--- START OF Extracted data ---

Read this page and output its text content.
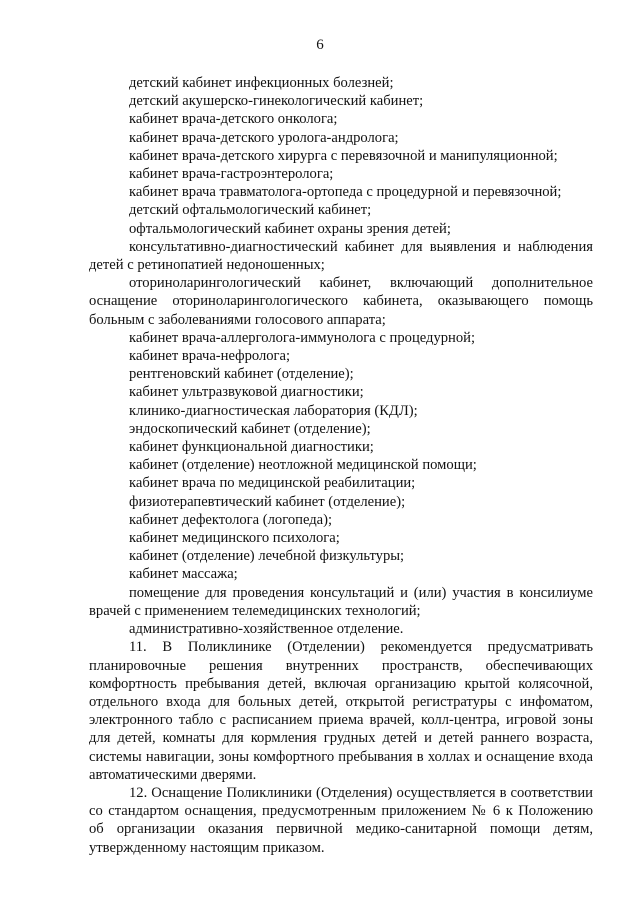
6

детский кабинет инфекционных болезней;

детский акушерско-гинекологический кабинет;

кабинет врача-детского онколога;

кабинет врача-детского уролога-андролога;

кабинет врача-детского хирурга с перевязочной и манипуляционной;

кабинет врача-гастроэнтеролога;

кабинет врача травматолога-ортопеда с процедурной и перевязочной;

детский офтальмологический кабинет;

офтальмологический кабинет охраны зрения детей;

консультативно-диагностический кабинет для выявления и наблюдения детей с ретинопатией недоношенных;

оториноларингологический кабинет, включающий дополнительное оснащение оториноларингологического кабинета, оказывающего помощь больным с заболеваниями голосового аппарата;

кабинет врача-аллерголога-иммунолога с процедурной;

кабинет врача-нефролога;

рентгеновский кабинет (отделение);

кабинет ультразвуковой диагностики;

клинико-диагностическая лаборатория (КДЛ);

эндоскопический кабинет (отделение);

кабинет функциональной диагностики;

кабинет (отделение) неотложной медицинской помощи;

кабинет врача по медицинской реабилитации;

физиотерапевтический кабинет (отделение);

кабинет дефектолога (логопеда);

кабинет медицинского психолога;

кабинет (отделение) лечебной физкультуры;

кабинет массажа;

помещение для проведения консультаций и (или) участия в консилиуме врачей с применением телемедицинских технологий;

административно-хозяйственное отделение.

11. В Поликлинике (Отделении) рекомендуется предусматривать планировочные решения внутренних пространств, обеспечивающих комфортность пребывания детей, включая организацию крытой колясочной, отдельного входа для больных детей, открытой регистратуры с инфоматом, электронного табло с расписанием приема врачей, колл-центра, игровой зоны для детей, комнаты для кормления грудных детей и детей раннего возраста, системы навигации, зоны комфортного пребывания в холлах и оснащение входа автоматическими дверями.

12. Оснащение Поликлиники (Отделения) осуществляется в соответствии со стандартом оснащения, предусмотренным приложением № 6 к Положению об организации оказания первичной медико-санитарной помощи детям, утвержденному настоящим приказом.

--- END OF Extracted data ---
--- START OF Extracted data ---

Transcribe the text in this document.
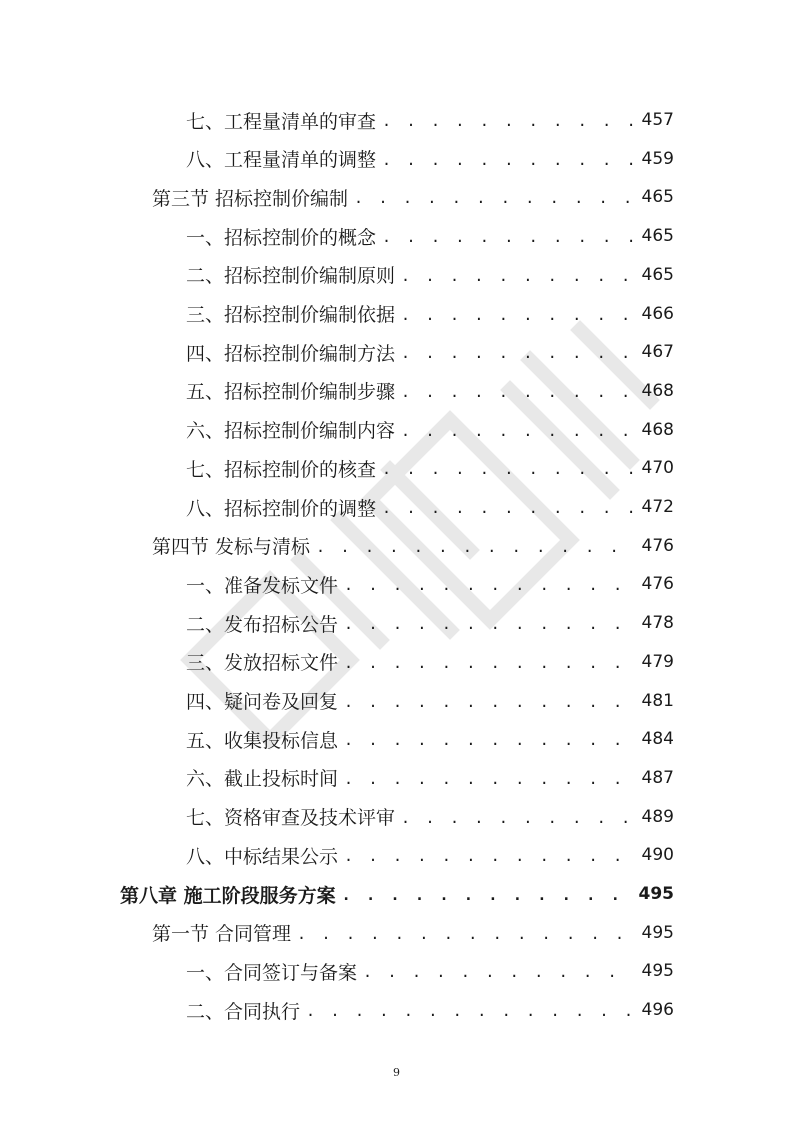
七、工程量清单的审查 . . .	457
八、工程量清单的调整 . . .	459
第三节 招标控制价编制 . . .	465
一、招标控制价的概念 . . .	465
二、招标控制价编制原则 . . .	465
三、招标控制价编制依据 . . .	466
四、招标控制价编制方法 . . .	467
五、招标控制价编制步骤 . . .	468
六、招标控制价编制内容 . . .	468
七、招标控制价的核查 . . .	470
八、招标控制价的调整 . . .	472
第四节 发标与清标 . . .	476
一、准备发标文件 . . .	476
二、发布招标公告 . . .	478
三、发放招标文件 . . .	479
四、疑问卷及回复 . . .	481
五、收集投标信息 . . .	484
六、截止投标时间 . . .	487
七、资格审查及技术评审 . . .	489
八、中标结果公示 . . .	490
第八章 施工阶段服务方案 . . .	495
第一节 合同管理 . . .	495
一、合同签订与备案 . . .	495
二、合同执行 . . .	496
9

--- END OF Extracted data ---

From the listing above, copy every line that includes the word "this".

**Solution to the exercise:**
Read this page and output its text content.
Transcribe the text in this document.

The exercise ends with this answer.